Work to complete: Pull out from the material below all lines with "после".

Raw data:
== == ==

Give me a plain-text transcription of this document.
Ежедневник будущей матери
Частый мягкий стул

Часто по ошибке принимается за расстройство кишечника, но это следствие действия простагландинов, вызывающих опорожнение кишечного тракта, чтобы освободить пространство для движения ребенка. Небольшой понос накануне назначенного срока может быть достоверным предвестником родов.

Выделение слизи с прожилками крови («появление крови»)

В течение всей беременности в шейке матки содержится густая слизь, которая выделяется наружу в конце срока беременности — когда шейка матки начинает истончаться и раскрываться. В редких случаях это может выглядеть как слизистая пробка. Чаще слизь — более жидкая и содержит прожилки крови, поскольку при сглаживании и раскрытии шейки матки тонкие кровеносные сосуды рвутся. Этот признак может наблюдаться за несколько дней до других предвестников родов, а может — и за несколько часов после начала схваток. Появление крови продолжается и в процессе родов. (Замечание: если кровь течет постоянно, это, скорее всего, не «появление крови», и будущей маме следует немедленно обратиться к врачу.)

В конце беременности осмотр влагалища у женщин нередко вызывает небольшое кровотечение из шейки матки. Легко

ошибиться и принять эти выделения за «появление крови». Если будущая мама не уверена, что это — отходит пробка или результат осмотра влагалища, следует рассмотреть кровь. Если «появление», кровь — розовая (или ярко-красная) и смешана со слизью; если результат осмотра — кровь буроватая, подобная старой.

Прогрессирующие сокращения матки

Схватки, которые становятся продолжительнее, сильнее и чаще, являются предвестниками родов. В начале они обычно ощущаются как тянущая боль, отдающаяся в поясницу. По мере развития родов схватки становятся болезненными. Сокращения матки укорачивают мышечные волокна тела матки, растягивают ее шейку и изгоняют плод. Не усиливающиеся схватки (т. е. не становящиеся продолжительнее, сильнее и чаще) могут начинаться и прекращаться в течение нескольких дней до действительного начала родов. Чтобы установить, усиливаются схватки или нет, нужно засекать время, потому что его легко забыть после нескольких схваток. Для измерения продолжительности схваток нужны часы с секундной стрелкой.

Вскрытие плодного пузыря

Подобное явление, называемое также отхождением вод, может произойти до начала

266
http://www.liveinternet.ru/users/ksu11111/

== == ==

The reply:
В течение всей беременности в шейке матки содержится густая слизь, которая выделяется наружу в конце срока беременности — когда шейка матки начинает истончаться и раскрываться. В редких случаях это может выглядеть как слизистая пробка. Чаще слизь — более жидкая и содержит прожилки крови, поскольку при сглаживании и раскрытии шейки матки тонкие кровеносные сосуды рвутся. Этот признак может наблюдаться за несколько дней до других предвестников родов, а может — и за несколько часов после начала схваток. Появление крови продолжается и в процессе родов. (Замечание: если кровь течет постоянно, это, скорее всего, не «появление крови», и будущей маме следует немедленно обратиться к врачу.)
Схватки, которые становятся продолжительнее, сильнее и чаще, являются предвестниками родов. В начале они обычно ощущаются как тянущая боль, отдающаяся в поясницу. По мере развития родов схватки становятся болезненными. Сокращения матки укорачивают мышечные волокна тела матки, растягивают ее шейку и изгоняют плод. Не усиливающиеся схватки (т. е. не становящиеся продолжительнее, сильнее и чаще) могут начинаться и прекращаться в течение нескольких дней до действительного начала родов. Чтобы установить, усиливаются схватки или нет, нужно засекать время, потому что его легко забыть после нескольких схваток. Для измерения продолжительности схваток нужны часы с секундной стрелкой.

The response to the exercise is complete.